**PROBLEM STATEMENT:**
Transcribe the entries below exactly.

**EXCERPTED DATA:**
-=-=-=-=-

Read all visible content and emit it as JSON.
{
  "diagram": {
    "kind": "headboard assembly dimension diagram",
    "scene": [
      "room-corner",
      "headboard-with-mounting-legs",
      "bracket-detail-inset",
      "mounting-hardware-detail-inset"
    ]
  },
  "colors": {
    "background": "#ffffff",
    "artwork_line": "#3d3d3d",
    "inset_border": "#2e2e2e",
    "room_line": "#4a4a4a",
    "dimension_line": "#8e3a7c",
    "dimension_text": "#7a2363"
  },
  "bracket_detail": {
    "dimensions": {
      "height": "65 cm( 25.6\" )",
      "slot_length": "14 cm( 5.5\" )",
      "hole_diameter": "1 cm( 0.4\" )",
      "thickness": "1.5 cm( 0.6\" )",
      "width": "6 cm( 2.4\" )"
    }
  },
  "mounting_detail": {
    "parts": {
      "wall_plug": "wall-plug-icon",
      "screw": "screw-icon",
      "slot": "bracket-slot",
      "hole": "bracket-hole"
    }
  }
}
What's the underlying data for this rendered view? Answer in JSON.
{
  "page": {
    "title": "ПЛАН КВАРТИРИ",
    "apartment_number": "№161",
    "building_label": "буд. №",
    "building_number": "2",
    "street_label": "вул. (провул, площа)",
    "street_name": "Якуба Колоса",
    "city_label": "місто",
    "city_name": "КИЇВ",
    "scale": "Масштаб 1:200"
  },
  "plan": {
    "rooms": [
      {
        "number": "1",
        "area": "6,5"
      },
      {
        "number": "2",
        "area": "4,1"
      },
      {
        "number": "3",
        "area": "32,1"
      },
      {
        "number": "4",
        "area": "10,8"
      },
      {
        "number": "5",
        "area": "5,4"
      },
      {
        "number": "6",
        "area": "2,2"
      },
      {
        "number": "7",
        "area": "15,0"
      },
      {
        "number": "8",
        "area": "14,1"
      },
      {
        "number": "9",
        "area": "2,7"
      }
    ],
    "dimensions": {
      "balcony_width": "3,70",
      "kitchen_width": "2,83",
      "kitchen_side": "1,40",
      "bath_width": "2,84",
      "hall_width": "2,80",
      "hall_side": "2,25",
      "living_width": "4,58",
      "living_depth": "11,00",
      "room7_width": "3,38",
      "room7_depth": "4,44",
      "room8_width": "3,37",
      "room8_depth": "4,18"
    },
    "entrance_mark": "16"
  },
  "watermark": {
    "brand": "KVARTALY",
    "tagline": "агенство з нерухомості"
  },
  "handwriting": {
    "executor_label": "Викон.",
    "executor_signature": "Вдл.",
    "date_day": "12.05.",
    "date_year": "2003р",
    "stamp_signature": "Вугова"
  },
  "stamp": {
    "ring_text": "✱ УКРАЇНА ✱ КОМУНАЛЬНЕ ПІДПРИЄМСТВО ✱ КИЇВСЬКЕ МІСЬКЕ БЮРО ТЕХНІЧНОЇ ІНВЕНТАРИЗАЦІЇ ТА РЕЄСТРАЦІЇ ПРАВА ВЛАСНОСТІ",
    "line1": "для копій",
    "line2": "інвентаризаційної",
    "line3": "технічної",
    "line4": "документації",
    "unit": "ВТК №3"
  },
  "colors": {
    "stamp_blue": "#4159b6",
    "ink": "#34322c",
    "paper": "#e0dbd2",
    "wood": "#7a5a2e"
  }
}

-=-=-=-=-

**WRITTEN RESPONSE:**
Read all visible content and emit it as JSON.
{
  "diagram": {
    "kind": "headboard assembly dimension diagram",
    "scene": [
      "room-corner",
      "headboard-with-mounting-legs",
      "bracket-detail-inset",
      "mounting-hardware-detail-inset"
    ]
  },
  "colors": {
    "background": "#ffffff",
    "artwork_line": "#3d3d3d",
    "inset_border": "#2e2e2e",
    "room_line": "#4a4a4a",
    "dimension_line": "#8e3a7c",
    "dimension_text": "#7a2363"
  },
  "bracket_detail": {
    "dimensions": {
      "height": "65 cm( 25.6\" )",
      "slot_length": "14 cm( 5.5\" )",
      "hole_diameter": "1 cm( 0.4\" )",
      "thickness": "1.5 cm( 0.6\" )",
      "width": "6 cm( 2.4\" )"
    }
  },
  "mounting_detail": {
    "parts": {
      "wall_plug": "wall-plug-icon",
      "screw": "screw-icon",
      "slot": "bracket-slot",
      "hole": "bracket-hole"
    }
  }
}
What's the underlying data for this rendered view? Answer in JSON.
{
  "page": {
    "title": "ПЛАН КВАРТИРИ",
    "apartment_number": "№161",
    "building_label": "буд. №",
    "building_number": "2",
    "street_label": "вул. (провул, площа)",
    "street_name": "Якуба Колоса",
    "city_label": "місто",
    "city_name": "КИЇВ",
    "scale": "Масштаб 1:200"
  },
  "plan": {
    "rooms": [
      {
        "number": "1",
        "area": "6,5"
      },
      {
        "number": "2",
        "area": "4,1"
      },
      {
        "number": "3",
        "area": "32,1"
      },
      {
        "number": "4",
        "area": "10,8"
      },
      {
        "number": "5",
        "area": "5,4"
      },
      {
        "number": "6",
        "area": "2,2"
      },
      {
        "number": "7",
        "area": "15,0"
      },
      {
        "number": "8",
        "area": "14,1"
      },
      {
        "number": "9",
        "area": "2,7"
      }
    ],
    "dimensions": {
      "balcony_width": "3,70",
      "kitchen_width": "2,83",
      "kitchen_side": "1,40",
      "bath_width": "2,84",
      "hall_width": "2,80",
      "hall_side": "2,25",
      "living_width": "4,58",
      "living_depth": "11,00",
      "room7_width": "3,38",
      "room7_depth": "4,44",
      "room8_width": "3,37",
      "room8_depth": "4,18"
    },
    "entrance_mark": "16"
  },
  "watermark": {
    "brand": "KVARTALY",
    "tagline": "агенство з нерухомості"
  },
  "handwriting": {
    "executor_label": "Викон.",
    "executor_signature": "Вдл.",
    "date_day": "12.05.",
    "date_year": "2003р",
    "stamp_signature": "Вугова"
  },
  "stamp": {
    "ring_text": "✱ УКРАЇНА ✱ КОМУНАЛЬНЕ ПІДПРИЄМСТВО ✱ КИЇВСЬКЕ МІСЬКЕ БЮРО ТЕХНІЧНОЇ ІНВЕНТАРИЗАЦІЇ ТА РЕЄСТРАЦІЇ ПРАВА ВЛАСНОСТІ",
    "line1": "для копій",
    "line2": "інвентаризаційної",
    "line3": "технічної",
    "line4": "документації",
    "unit": "ВТК №3"
  },
  "colors": {
    "stamp_blue": "#4159b6",
    "ink": "#34322c",
    "paper": "#e0dbd2",
    "wood": "#7a5a2e"
  }
}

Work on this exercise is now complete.